DO THIS: Locate every line in the records below that contains the word "grid", and copy each one.

RECORDS PROVIDED:
= = = = =
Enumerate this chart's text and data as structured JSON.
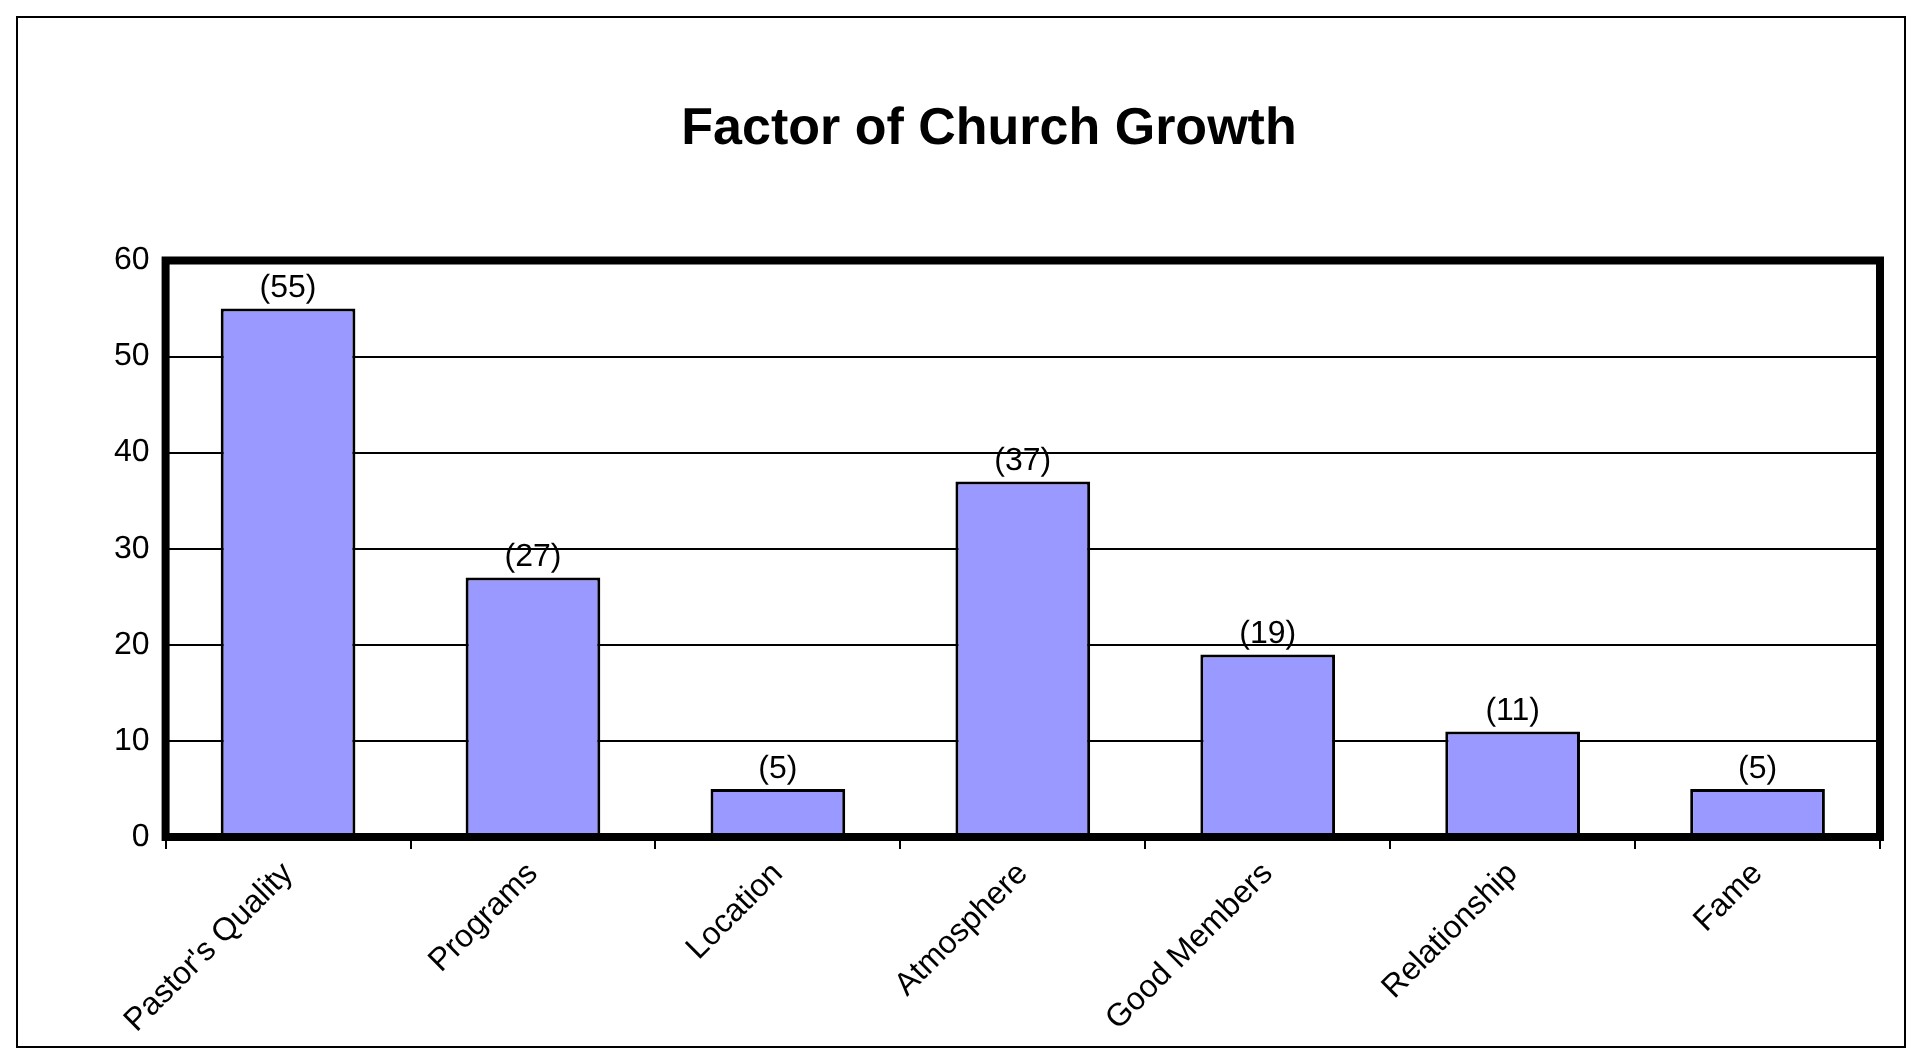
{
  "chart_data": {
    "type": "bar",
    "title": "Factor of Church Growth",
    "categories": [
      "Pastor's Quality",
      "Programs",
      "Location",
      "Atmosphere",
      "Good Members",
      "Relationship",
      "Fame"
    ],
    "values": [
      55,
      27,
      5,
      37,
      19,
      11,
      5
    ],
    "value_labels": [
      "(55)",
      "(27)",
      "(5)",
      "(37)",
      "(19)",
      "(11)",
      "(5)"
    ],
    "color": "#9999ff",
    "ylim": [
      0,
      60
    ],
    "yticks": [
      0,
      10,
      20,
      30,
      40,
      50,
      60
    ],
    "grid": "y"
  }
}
= = = = =
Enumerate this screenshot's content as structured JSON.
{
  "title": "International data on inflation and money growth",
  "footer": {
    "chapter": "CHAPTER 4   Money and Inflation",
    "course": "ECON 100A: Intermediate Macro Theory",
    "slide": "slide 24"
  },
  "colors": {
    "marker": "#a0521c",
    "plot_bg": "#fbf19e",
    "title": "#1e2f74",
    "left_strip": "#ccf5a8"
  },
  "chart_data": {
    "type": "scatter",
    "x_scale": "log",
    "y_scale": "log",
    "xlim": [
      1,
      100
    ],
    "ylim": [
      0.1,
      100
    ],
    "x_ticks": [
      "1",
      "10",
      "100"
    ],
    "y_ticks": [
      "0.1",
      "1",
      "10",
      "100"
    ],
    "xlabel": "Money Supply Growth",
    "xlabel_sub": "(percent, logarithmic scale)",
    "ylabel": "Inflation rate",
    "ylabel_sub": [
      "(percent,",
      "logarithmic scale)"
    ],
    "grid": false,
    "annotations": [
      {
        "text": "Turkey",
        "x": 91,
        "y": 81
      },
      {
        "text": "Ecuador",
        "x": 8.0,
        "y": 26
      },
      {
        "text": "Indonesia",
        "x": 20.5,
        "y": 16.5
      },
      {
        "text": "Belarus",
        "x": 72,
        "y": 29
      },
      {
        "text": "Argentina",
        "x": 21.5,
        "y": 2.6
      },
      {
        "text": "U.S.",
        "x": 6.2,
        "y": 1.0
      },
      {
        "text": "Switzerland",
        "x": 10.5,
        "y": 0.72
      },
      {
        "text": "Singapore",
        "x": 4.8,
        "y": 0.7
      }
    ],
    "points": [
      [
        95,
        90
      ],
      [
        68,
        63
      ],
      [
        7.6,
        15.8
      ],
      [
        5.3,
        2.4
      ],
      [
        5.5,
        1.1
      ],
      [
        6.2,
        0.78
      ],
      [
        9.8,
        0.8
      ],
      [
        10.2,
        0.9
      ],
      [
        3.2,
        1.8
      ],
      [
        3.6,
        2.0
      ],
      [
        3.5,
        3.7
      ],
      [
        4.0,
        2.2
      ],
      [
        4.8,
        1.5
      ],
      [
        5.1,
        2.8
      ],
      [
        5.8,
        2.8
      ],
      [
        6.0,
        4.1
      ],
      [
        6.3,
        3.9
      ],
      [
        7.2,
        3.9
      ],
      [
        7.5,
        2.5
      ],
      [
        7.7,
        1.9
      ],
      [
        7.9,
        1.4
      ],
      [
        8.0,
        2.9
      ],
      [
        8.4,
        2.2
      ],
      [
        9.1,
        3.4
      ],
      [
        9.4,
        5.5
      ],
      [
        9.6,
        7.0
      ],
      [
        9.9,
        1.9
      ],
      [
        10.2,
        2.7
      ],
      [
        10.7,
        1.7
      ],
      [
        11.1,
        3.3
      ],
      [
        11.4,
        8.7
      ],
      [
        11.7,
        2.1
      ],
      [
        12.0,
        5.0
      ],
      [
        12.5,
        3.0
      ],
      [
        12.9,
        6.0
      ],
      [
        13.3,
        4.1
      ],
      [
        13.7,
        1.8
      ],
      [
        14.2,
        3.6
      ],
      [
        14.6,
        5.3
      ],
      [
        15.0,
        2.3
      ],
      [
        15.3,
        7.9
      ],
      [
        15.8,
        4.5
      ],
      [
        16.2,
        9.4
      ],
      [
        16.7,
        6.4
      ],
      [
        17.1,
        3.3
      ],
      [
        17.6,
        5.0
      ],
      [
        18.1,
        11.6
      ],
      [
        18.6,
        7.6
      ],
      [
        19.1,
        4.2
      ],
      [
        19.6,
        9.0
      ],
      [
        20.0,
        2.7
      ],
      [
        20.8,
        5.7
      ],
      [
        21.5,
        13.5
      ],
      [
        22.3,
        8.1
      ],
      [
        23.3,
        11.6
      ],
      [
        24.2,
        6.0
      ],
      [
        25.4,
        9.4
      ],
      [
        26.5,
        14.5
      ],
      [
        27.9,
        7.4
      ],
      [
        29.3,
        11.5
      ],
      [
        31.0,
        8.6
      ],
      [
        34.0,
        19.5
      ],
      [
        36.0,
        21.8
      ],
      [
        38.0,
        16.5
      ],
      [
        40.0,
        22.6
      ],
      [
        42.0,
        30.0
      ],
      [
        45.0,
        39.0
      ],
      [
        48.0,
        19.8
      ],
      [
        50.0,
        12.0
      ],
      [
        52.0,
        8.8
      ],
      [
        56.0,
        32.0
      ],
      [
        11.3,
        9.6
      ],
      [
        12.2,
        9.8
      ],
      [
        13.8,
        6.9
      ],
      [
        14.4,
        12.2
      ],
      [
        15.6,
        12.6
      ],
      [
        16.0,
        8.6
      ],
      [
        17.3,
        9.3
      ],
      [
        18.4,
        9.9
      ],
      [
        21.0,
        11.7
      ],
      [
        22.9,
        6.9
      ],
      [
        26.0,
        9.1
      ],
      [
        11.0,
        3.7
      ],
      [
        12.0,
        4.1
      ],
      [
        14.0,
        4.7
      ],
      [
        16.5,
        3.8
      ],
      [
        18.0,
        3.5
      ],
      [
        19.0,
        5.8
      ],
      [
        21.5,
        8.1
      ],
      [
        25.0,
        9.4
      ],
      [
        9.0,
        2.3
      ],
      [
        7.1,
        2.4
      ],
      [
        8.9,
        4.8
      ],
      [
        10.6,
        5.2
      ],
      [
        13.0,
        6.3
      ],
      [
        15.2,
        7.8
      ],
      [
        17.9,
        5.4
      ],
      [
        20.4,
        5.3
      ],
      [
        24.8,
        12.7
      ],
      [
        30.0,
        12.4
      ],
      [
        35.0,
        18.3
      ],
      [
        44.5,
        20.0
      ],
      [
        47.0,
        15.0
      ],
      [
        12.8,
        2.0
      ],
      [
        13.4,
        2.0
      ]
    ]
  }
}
= = = = =
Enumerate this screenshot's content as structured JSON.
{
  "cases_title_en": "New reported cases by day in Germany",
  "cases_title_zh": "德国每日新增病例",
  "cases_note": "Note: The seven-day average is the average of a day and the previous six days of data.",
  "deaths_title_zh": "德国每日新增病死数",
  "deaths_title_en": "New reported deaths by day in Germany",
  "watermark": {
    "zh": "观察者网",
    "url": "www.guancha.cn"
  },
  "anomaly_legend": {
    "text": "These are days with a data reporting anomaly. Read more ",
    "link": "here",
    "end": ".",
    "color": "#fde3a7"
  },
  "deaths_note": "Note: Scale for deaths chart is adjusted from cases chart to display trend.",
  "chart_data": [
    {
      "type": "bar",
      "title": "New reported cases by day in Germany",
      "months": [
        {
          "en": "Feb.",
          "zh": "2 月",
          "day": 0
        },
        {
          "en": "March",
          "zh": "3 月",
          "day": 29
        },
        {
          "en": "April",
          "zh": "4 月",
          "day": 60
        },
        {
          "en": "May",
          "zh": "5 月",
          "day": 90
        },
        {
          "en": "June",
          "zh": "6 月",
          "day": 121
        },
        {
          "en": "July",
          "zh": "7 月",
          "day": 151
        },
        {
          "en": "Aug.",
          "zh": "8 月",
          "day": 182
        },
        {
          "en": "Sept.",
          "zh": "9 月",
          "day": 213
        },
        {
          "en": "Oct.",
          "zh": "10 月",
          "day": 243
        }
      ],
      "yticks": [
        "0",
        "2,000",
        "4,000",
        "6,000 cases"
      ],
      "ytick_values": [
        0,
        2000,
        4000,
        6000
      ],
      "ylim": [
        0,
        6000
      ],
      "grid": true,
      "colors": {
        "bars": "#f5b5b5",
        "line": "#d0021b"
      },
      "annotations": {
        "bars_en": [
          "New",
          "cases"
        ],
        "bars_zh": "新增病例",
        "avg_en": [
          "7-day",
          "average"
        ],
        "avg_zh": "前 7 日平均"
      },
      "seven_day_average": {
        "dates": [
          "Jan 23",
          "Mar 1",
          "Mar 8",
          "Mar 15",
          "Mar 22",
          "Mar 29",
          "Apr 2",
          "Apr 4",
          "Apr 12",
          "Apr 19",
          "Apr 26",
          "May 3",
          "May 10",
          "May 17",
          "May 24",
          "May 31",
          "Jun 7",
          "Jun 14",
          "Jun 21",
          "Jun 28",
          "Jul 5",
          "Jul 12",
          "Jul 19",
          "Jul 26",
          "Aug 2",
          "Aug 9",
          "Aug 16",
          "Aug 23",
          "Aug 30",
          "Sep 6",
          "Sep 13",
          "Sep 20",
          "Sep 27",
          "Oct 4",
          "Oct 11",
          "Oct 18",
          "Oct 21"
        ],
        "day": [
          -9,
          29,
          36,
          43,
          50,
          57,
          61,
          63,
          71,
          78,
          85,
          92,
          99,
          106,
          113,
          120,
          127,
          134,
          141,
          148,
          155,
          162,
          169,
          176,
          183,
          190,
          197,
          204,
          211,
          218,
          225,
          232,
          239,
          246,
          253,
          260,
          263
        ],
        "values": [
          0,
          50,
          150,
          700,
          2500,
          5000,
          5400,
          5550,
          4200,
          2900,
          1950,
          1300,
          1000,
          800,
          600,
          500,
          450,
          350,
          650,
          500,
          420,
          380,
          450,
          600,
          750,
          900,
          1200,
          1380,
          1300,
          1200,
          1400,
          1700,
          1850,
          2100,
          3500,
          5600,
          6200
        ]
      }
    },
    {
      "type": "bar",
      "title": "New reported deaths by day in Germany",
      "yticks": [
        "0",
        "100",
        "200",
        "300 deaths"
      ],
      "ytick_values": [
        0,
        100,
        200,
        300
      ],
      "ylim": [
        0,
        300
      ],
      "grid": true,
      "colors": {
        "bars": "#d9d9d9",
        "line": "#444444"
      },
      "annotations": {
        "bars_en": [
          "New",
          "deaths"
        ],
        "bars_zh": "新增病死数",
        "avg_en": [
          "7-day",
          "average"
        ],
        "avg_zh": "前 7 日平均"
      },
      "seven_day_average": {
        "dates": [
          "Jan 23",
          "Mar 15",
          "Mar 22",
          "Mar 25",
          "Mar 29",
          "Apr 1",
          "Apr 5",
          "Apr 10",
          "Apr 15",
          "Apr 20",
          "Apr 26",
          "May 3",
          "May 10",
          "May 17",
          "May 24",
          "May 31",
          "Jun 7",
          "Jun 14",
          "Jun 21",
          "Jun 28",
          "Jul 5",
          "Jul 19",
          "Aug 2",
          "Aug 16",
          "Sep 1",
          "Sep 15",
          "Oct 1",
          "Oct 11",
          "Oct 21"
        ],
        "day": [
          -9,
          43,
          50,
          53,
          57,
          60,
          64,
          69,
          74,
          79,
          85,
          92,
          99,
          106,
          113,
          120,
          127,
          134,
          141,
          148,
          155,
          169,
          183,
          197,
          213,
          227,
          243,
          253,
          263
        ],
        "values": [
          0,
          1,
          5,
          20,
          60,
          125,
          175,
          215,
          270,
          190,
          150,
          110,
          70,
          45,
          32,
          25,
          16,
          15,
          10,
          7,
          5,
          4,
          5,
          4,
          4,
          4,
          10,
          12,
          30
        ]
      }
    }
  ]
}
= = = = =
REPLY:
    "grid": "y"
    "grid": false,
      "grid": true,
      "grid": true,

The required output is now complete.